Provided material:
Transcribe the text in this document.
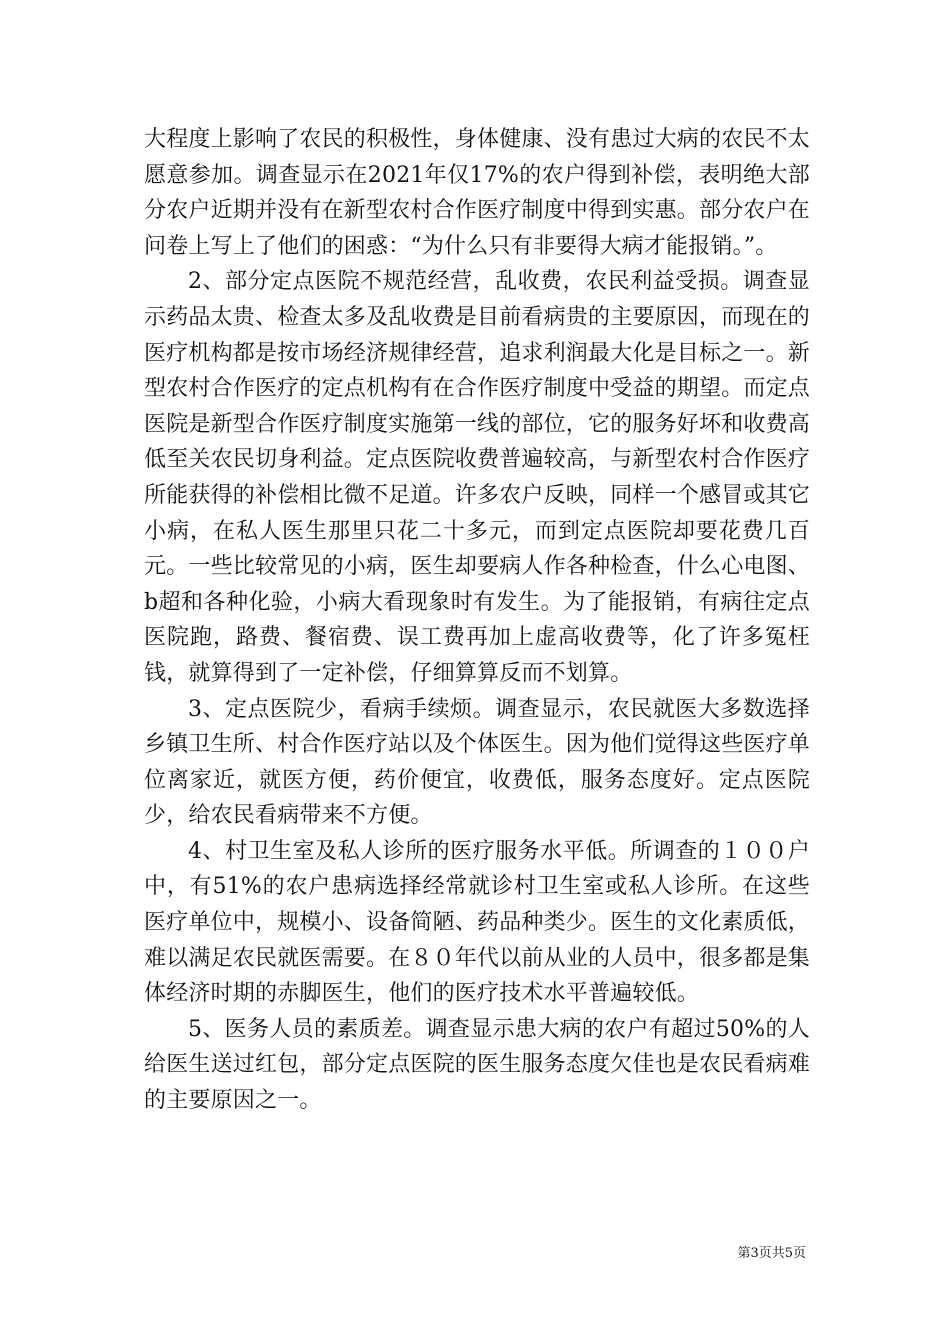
大程度上影响了农民的积极性，身体健康、没有患过大病的农民不太愿意参加。调查显示在2021年仅17%的农户得到补偿，表明绝大部分农户近期并没有在新型农村合作医疗制度中得到实惠。部分农户在问卷上写上了他们的困惑：“为什么只有非要得大病才能报销。”。

2、部分定点医院不规范经营，乱收费，农民利益受损。调查显示药品太贵、检查太多及乱收费是目前看病贵的主要原因，而现在的医疗机构都是按市场经济规律经营，追求利润最大化是目标之一。新型农村合作医疗的定点机构有在合作医疗制度中受益的期望。而定点医院是新型合作医疗制度实施第一线的部位，它的服务好坏和收费高低至关农民切身利益。定点医院收费普遍较高，与新型农村合作医疗所能获得的补偿相比微不足道。许多农户反映，同样一个感冒或其它小病，在私人医生那里只花二十多元，而到定点医院却要花费几百元。一些比较常见的小病，医生却要病人作各种检查，什么心电图、b超和各种化验，小病大看现象时有发生。为了能报销，有病往定点医院跑，路费、餐宿费、误工费再加上虚高收费等，化了许多冤枉钱，就算得到了一定补偿，仔细算算反而不划算。

3、定点医院少，看病手续烦。调查显示，农民就医大多数选择乡镇卫生所、村合作医疗站以及个体医生。因为他们觉得这些医疗单位离家近，就医方便，药价便宜，收费低，服务态度好。定点医院少，给农民看病带来不方便。

4、村卫生室及私人诊所的医疗服务水平低。所调查的１００户中，有51%的农户患病选择经常就诊村卫生室或私人诊所。在这些医疗单位中，规模小、设备简陋、药品种类少。医生的文化素质低，难以满足农民就医需要。在８０年代以前从业的人员中，很多都是集体经济时期的赤脚医生，他们的医疗技术水平普遍较低。

5、医务人员的素质差。调查显示患大病的农户有超过50%的人给医生送过红包，部分定点医院的医生服务态度欠佳也是农民看病难的主要原因之一。

第3页共5页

The task: Quote the records in their entirety, keeping the wording exact and excluding pictures.

Correct response:
Transcribe the text in this document.
大程度上影响了农民的积极性，身体健康、没有患过大病的农民不太愿意参加。调查显示在2021年仅17%的农户得到补偿，表明绝大部分农户近期并没有在新型农村合作医疗制度中得到实惠。部分农户在问卷上写上了他们的困惑：“为什么只有非要得大病才能报销。”。

2、部分定点医院不规范经营，乱收费，农民利益受损。调查显示药品太贵、检查太多及乱收费是目前看病贵的主要原因，而现在的医疗机构都是按市场经济规律经营，追求利润最大化是目标之一。新型农村合作医疗的定点机构有在合作医疗制度中受益的期望。而定点医院是新型合作医疗制度实施第一线的部位，它的服务好坏和收费高低至关农民切身利益。定点医院收费普遍较高，与新型农村合作医疗所能获得的补偿相比微不足道。许多农户反映，同样一个感冒或其它小病，在私人医生那里只花二十多元，而到定点医院却要花费几百元。一些比较常见的小病，医生却要病人作各种检查，什么心电图、b超和各种化验，小病大看现象时有发生。为了能报销，有病往定点医院跑，路费、餐宿费、误工费再加上虚高收费等，化了许多冤枉钱，就算得到了一定补偿，仔细算算反而不划算。

3、定点医院少，看病手续烦。调查显示，农民就医大多数选择乡镇卫生所、村合作医疗站以及个体医生。因为他们觉得这些医疗单位离家近，就医方便，药价便宜，收费低，服务态度好。定点医院少，给农民看病带来不方便。

4、村卫生室及私人诊所的医疗服务水平低。所调查的１００户中，有51%的农户患病选择经常就诊村卫生室或私人诊所。在这些医疗单位中，规模小、设备简陋、药品种类少。医生的文化素质低，难以满足农民就医需要。在８０年代以前从业的人员中，很多都是集体经济时期的赤脚医生，他们的医疗技术水平普遍较低。

5、医务人员的素质差。调查显示患大病的农户有超过50%的人给医生送过红包，部分定点医院的医生服务态度欠佳也是农民看病难的主要原因之一。

第3页共5页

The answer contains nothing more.